### AVAILABLE RECORDS
"""

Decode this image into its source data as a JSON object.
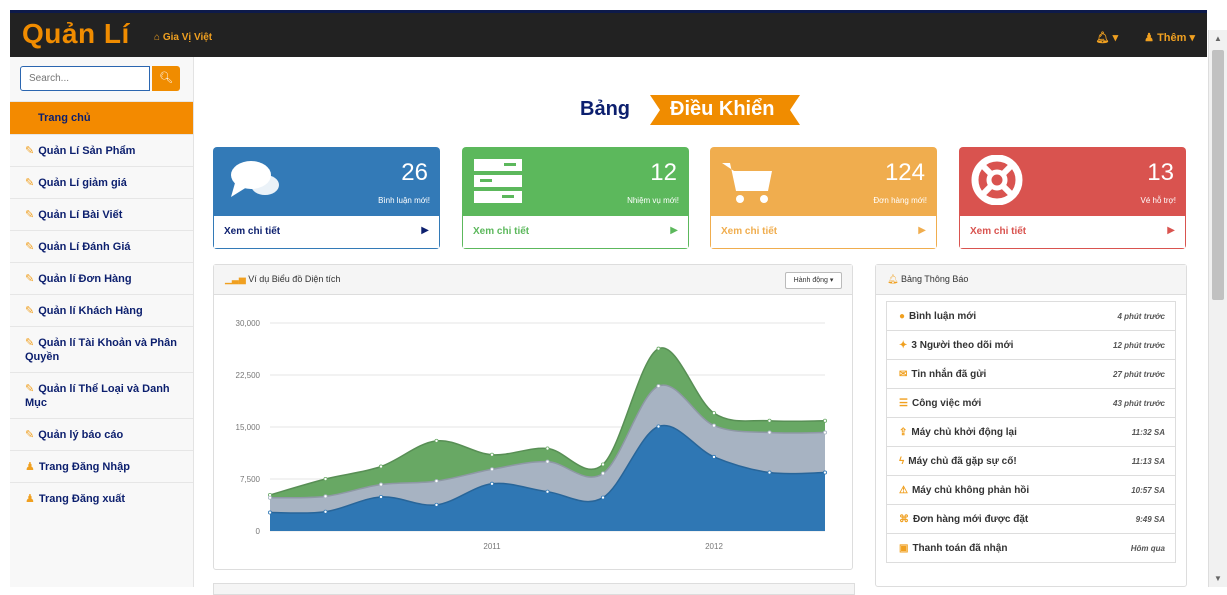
{
  "navbar": {
    "brand": "Quản Lí",
    "site_link": "Gia Vị Việt",
    "bell_label": "▾",
    "more_label": "Thêm ▾"
  },
  "sidebar": {
    "search_placeholder": "Search...",
    "items": [
      {
        "label": "Trang chủ",
        "icon": "none",
        "active": true
      },
      {
        "label": "Quản Lí Sản Phẩm",
        "icon": "edit-icon"
      },
      {
        "label": "Quản Lí giảm giá",
        "icon": "edit-icon"
      },
      {
        "label": "Quản Lí Bài Viết",
        "icon": "edit-icon"
      },
      {
        "label": "Quản Lí Đánh Giá",
        "icon": "edit-icon"
      },
      {
        "label": "Quản lí Đơn Hàng",
        "icon": "edit-icon"
      },
      {
        "label": "Quản lí Khách Hàng",
        "icon": "edit-icon"
      },
      {
        "label": "Quản lí Tài Khoản và Phân Quyền",
        "icon": "edit-icon"
      },
      {
        "label": "Quản lí Thể Loại và Danh Mục",
        "icon": "edit-icon"
      },
      {
        "label": "Quản lý báo cáo",
        "icon": "edit-icon"
      },
      {
        "label": "Trang Đăng Nhập",
        "icon": "user-icon"
      },
      {
        "label": "Trang Đăng xuất",
        "icon": "user-icon"
      }
    ]
  },
  "heading": {
    "word1": "Bảng",
    "word2": "Điều Khiển"
  },
  "cards": [
    {
      "count": "26",
      "label": "Bình luận mới!",
      "link": "Xem chi tiết",
      "color": "#337ab7",
      "icon": "comments-icon"
    },
    {
      "count": "12",
      "label": "Nhiệm vụ mới!",
      "link": "Xem chi tiết",
      "color": "#5cb85c",
      "icon": "tasks-icon"
    },
    {
      "count": "124",
      "label": "Đơn hàng mới!",
      "link": "Xem chi tiết",
      "color": "#f0ad4e",
      "icon": "cart-icon"
    },
    {
      "count": "13",
      "label": "Vé hỗ trợ!",
      "link": "Xem chi tiết",
      "color": "#d9534f",
      "icon": "support-icon"
    }
  ],
  "chart_panel": {
    "title": "Ví dụ Biểu đồ Diện tích",
    "action": "Hành động ▾"
  },
  "notif_panel": {
    "title": "Bảng Thông Báo",
    "items": [
      {
        "text": "Bình luận mới",
        "time": "4 phút trước",
        "icon": "comment-icon"
      },
      {
        "text": "3 Người theo dõi mới",
        "time": "12 phút trước",
        "icon": "twitter-icon"
      },
      {
        "text": "Tin nhắn đã gửi",
        "time": "27 phút trước",
        "icon": "envelope-icon"
      },
      {
        "text": "Công việc mới",
        "time": "43 phút trước",
        "icon": "tasks-icon"
      },
      {
        "text": "Máy chủ khởi động lại",
        "time": "11:32 SA",
        "icon": "upload-icon"
      },
      {
        "text": "Máy chủ đã gặp sự cố!",
        "time": "11:13 SA",
        "icon": "bolt-icon"
      },
      {
        "text": "Máy chủ không phản hồi",
        "time": "10:57 SA",
        "icon": "warning-icon"
      },
      {
        "text": "Đơn hàng mới được đặt",
        "time": "9:49 SA",
        "icon": "cart-icon"
      },
      {
        "text": "Thanh toán đã nhận",
        "time": "Hôm qua",
        "icon": "money-icon"
      }
    ]
  },
  "chart_data": {
    "type": "area",
    "x": [
      2010.0,
      2010.25,
      2010.5,
      2010.75,
      2011.0,
      2011.25,
      2011.5,
      2011.75,
      2012.0,
      2012.25,
      2012.5
    ],
    "x_tick_labels": [
      {
        "x": 2011.0,
        "label": "2011"
      },
      {
        "x": 2012.0,
        "label": "2012"
      }
    ],
    "ylim": [
      0,
      30000
    ],
    "y_ticks": [
      "0",
      "7,500",
      "15,000",
      "22,500",
      "30,000"
    ],
    "grid": true,
    "series": [
      {
        "color": "#2f77b4",
        "values": [
          2666,
          2778,
          4912,
          3767,
          6810,
          5670,
          4820,
          15073,
          10687,
          8432,
          8432
        ]
      },
      {
        "color": "#a7b3c2",
        "values": [
          4800,
          5000,
          6700,
          7200,
          8900,
          10000,
          8300,
          20900,
          15200,
          14200,
          14200
        ]
      },
      {
        "color": "#68a864",
        "values": [
          5200,
          7500,
          9300,
          13000,
          11000,
          11900,
          9600,
          26300,
          17000,
          15900,
          15900
        ]
      }
    ]
  }
}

"""

### INSTRUCTIONS FOR THE TASK
Collect every line from the records above that contains the word "Đăng".

### SOLUTION FOR THIS EXERCISE
        "label": "Trang Đăng Nhập",
        "label": "Trang Đăng xuất",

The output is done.